- **Request**
Sort through the entries below and pull out lines containing the word "values".

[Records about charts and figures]
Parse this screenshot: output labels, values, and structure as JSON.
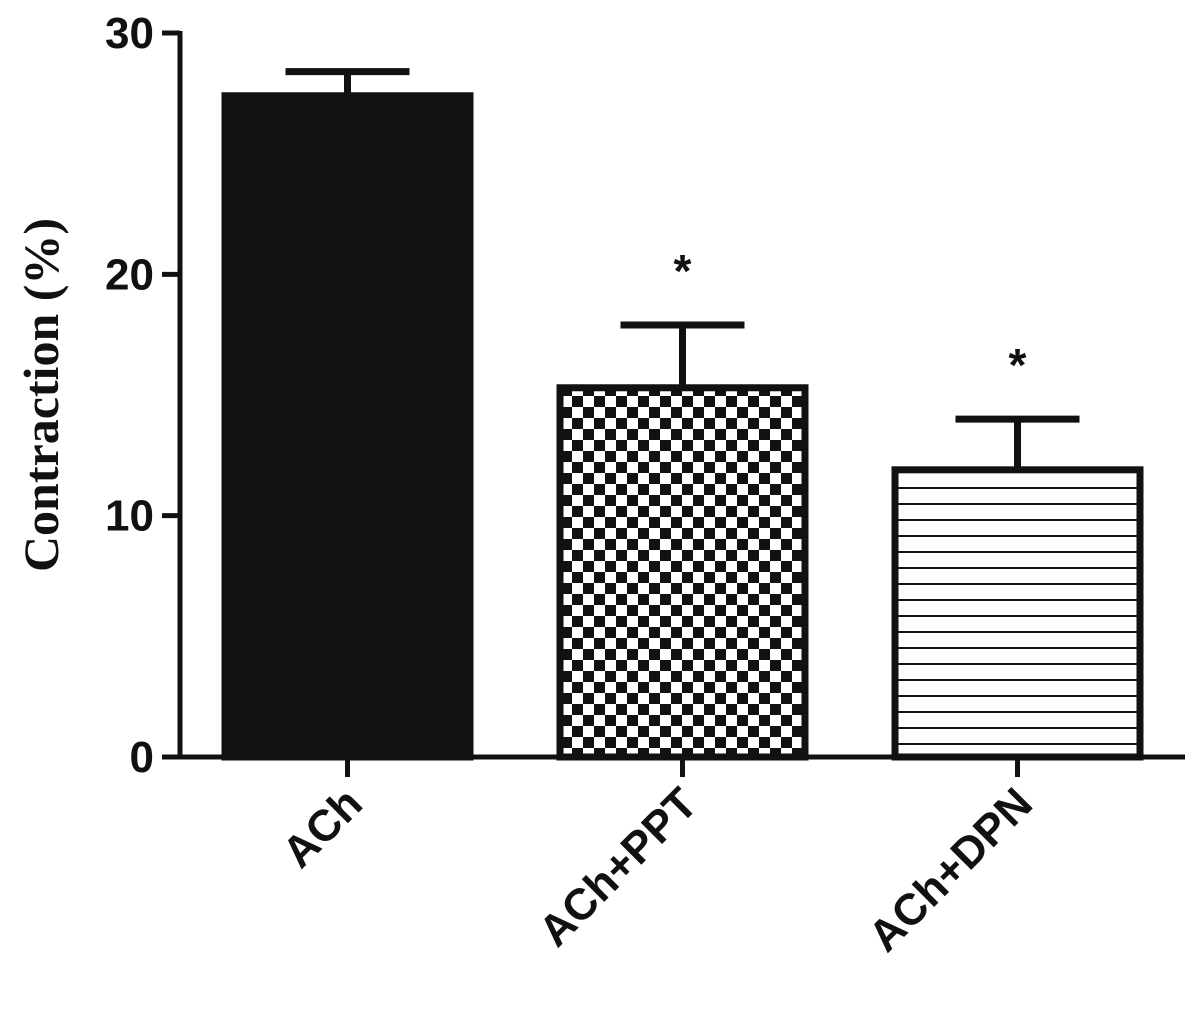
{
  "chart_data": {
    "type": "bar",
    "categories": [
      "ACh",
      "ACh+PPT",
      "ACh+DPN"
    ],
    "values": [
      27.4,
      15.3,
      11.9
    ],
    "errors": [
      1.0,
      2.6,
      2.1
    ],
    "significance": [
      "",
      "*",
      "*"
    ],
    "patterns": [
      "solid",
      "checker",
      "hlines"
    ],
    "colors": {
      "bar": "#111111",
      "fill": "#ffffff"
    },
    "ylabel": "Contraction (%)",
    "yticks": [
      0,
      10,
      20,
      30
    ],
    "ylim": [
      0,
      30
    ],
    "grid": false,
    "legend": "none"
  }
}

- **Written response**
Parse this screenshot: output labels, values, and structure as JSON.
    "values": [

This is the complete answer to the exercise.